Start of Source data

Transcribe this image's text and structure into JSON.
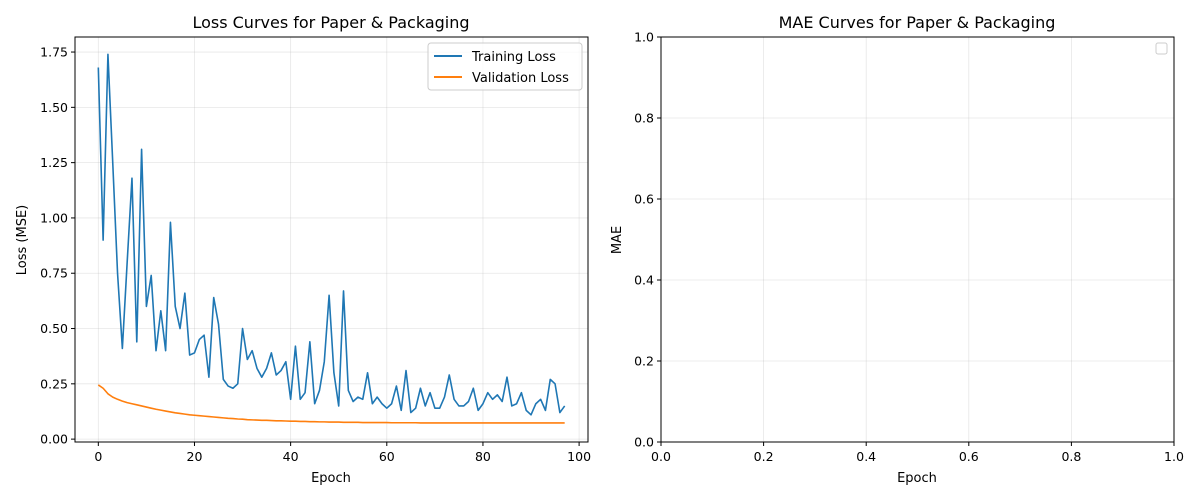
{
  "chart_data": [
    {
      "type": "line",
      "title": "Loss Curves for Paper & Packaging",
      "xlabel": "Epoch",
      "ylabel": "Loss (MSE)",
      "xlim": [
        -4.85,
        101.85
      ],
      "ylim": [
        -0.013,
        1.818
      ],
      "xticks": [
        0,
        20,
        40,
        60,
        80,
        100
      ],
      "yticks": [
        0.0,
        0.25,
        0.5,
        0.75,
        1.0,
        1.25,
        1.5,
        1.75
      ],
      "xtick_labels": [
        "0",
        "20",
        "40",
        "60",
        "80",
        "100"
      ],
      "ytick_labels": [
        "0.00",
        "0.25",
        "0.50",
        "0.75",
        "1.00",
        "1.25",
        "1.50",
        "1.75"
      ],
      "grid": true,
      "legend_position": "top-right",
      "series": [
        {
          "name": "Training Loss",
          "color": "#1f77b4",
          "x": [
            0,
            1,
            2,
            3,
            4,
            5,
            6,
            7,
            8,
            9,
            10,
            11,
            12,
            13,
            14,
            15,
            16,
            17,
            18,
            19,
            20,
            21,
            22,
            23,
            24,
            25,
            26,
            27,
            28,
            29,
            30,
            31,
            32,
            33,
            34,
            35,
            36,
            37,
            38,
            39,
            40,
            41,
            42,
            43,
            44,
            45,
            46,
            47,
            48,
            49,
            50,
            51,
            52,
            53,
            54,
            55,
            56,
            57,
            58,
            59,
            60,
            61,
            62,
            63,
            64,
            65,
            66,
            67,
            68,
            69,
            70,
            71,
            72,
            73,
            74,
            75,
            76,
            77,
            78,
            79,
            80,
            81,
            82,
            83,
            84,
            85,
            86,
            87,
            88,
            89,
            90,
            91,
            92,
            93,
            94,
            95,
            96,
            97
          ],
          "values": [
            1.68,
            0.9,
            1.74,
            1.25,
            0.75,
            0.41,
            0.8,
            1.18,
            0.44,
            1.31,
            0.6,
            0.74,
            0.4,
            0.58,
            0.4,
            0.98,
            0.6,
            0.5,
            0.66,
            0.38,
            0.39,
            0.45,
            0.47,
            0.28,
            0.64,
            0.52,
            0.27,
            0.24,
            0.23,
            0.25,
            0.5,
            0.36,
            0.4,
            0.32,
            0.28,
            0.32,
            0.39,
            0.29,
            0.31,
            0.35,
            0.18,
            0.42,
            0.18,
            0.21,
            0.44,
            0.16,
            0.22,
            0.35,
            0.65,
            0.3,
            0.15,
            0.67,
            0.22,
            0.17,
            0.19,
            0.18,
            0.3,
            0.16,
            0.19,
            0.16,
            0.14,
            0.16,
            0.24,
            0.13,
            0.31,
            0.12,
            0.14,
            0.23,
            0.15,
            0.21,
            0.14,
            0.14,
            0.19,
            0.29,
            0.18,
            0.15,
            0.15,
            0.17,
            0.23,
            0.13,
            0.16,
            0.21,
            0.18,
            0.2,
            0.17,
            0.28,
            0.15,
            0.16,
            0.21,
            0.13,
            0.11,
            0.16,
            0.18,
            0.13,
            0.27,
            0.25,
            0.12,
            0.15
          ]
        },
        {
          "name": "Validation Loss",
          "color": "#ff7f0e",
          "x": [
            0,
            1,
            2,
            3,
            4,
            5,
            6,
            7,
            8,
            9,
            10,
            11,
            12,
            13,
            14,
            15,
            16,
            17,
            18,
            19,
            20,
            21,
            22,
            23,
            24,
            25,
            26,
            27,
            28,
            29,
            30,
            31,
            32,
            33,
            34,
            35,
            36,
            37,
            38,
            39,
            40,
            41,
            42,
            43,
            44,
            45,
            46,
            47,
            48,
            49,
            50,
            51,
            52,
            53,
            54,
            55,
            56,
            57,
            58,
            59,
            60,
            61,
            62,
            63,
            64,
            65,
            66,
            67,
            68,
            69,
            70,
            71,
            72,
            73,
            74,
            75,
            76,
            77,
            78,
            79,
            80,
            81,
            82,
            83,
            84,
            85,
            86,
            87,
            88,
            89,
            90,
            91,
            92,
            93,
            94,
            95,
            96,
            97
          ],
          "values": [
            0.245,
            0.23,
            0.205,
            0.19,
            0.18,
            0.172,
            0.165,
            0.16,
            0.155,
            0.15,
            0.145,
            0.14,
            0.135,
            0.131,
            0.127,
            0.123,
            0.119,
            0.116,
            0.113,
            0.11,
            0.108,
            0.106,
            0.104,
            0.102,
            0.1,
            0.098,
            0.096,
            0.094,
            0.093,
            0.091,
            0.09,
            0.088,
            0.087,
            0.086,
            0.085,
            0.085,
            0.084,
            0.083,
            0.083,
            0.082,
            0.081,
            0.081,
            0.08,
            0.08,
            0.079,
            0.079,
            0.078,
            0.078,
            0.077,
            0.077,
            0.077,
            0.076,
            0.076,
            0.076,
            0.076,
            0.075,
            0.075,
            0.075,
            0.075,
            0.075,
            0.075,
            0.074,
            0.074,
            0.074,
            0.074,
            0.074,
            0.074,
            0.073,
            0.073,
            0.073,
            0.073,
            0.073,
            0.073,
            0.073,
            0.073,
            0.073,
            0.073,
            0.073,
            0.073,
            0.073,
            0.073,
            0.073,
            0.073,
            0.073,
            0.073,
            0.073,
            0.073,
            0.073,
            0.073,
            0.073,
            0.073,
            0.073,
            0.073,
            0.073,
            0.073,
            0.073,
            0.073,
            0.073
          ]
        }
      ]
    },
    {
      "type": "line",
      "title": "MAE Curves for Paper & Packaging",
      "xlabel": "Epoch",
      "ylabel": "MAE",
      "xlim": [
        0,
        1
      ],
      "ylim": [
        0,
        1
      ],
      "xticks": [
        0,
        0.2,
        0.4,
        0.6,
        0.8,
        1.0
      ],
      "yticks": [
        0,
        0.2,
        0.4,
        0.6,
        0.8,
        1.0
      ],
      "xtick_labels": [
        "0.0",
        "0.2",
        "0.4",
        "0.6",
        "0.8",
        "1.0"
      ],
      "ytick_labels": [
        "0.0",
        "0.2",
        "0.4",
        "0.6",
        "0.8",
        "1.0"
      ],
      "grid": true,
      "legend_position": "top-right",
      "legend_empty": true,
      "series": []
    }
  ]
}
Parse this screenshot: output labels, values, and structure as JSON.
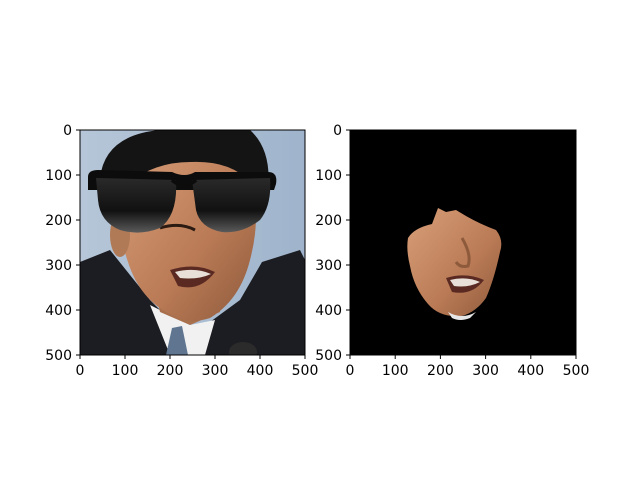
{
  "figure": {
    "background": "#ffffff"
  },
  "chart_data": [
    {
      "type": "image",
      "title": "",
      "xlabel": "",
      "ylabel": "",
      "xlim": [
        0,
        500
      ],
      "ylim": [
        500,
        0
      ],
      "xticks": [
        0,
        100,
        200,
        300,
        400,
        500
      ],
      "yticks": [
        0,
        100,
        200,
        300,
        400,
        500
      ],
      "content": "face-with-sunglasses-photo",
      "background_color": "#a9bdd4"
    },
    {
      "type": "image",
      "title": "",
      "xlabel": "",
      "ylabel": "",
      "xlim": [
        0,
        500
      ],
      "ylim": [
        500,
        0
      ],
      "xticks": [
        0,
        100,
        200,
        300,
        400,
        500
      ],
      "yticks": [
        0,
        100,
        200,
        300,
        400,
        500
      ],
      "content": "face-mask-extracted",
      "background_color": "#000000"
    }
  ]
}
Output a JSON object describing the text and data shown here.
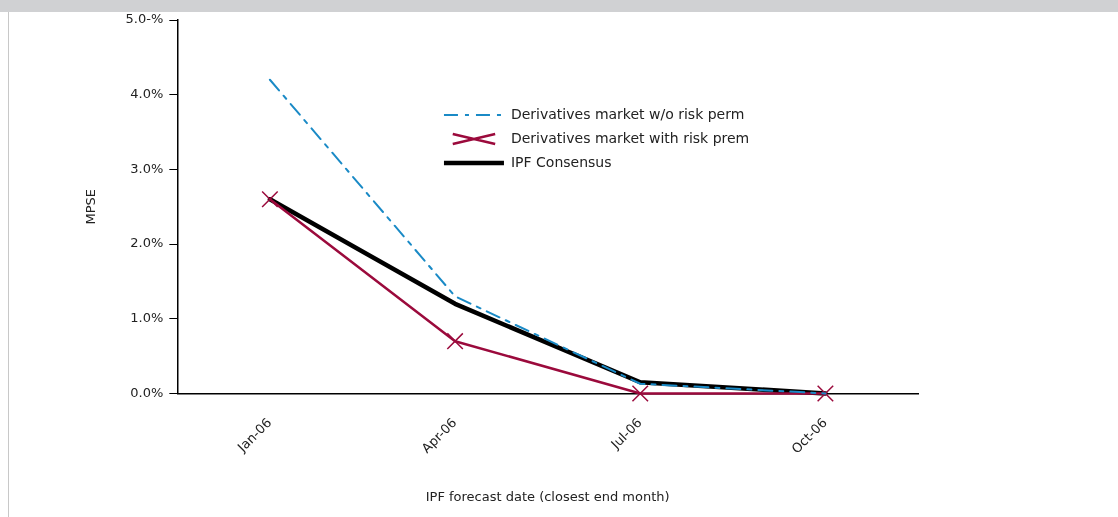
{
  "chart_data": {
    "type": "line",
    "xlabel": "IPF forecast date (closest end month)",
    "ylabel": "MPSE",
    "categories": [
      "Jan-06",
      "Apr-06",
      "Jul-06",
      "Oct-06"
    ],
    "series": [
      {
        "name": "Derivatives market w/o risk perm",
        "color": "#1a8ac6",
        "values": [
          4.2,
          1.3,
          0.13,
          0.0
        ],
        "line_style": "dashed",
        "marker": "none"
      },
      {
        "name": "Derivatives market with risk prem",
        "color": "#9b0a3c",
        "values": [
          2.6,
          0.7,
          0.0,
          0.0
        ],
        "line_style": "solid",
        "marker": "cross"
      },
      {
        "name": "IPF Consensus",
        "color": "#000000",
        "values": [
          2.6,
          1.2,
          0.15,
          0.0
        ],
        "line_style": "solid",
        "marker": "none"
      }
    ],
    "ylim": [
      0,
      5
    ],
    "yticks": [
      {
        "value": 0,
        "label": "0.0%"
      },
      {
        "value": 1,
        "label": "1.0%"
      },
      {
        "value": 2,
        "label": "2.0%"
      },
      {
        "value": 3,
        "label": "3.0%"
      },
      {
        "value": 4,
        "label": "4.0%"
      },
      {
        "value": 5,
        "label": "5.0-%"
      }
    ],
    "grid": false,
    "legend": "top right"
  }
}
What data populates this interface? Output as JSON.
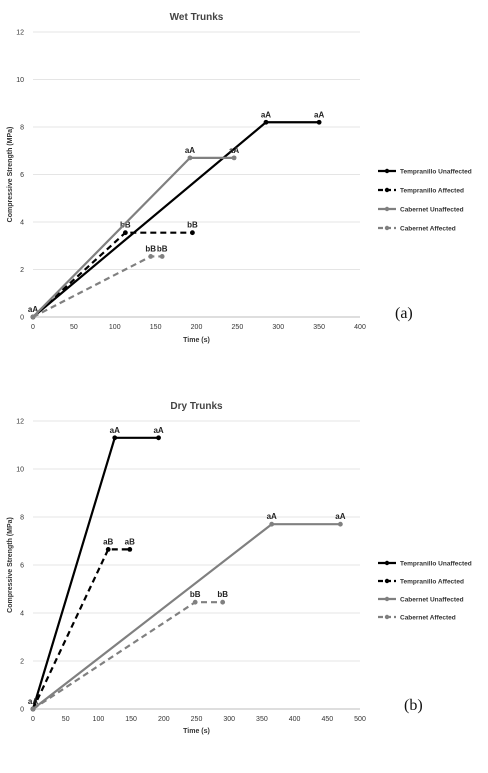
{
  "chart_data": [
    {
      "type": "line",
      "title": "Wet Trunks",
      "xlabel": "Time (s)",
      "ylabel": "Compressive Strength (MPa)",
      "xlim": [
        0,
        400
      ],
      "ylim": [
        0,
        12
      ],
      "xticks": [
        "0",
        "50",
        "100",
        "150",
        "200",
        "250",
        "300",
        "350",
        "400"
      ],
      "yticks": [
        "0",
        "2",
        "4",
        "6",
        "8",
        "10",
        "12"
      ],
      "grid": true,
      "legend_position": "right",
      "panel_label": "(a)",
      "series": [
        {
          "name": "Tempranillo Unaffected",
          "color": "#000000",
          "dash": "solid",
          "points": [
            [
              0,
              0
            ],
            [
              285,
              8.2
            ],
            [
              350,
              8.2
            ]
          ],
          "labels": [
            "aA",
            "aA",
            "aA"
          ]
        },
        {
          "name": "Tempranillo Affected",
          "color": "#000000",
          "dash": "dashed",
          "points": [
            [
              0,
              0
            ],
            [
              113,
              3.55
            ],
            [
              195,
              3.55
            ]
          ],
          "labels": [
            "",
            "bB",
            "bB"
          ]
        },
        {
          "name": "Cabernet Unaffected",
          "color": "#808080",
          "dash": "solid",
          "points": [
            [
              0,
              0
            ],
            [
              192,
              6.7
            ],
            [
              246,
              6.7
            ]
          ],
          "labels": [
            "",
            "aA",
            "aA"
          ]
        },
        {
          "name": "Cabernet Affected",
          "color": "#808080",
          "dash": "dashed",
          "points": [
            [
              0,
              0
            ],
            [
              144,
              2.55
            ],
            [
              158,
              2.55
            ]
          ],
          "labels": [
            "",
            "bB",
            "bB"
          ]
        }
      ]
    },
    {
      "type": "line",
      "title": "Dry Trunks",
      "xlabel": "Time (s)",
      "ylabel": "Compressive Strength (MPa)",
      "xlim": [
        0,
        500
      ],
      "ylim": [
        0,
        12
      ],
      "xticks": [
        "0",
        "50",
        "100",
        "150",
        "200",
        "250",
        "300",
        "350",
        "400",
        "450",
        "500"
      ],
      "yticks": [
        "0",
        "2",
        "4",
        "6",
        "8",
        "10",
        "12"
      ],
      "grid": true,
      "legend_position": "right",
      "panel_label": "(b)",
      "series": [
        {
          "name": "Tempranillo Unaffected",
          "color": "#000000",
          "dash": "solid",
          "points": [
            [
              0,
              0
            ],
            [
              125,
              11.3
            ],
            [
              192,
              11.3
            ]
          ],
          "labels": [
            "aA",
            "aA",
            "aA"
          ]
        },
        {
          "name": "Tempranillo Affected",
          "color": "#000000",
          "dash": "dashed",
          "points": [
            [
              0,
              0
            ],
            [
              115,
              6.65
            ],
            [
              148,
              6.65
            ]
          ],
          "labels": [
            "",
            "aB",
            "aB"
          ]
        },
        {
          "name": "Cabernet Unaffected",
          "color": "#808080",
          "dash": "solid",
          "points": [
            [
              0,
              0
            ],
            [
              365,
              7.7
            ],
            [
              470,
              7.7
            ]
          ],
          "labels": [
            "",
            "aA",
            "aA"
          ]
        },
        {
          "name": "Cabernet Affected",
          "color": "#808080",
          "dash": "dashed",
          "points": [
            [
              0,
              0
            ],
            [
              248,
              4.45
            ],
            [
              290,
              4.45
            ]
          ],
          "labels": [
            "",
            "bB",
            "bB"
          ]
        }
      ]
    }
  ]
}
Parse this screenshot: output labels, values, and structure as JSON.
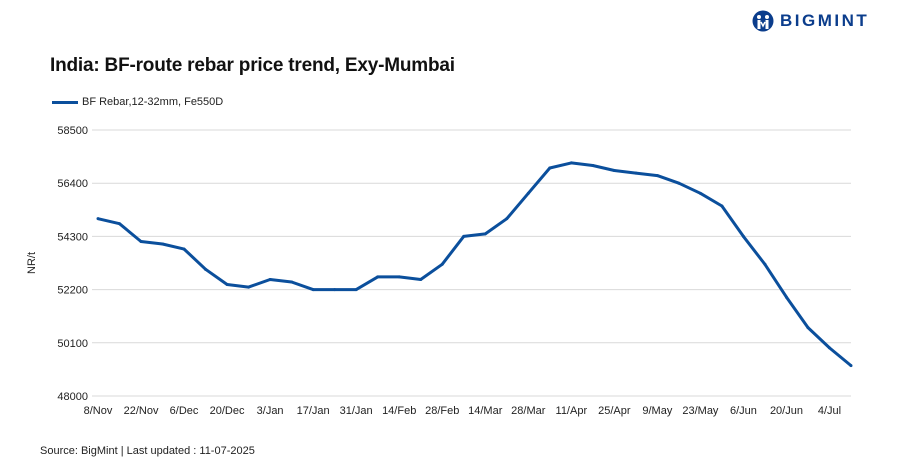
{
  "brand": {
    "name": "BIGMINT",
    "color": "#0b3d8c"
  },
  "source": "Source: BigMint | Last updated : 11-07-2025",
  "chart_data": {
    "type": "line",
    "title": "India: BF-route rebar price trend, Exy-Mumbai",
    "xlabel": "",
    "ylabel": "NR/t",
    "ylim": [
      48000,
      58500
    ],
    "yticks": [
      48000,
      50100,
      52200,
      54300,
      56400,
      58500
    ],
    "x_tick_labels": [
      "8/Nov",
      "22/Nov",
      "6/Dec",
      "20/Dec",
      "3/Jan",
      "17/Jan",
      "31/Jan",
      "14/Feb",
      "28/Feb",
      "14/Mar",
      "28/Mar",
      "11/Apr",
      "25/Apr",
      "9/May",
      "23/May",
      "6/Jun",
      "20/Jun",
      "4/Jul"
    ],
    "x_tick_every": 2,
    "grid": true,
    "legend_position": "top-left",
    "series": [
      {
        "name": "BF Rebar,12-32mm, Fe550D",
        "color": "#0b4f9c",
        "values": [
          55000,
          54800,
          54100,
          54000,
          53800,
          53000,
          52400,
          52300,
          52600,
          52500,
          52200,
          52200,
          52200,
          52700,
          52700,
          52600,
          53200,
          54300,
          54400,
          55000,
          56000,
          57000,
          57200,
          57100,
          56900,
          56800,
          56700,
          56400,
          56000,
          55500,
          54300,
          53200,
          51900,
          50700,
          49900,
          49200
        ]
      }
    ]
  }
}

End of Source data

- **Goal**: Of the lines in the listing above, how many hold the string "title"? Reply with the number only.

- **Expected answer**: 7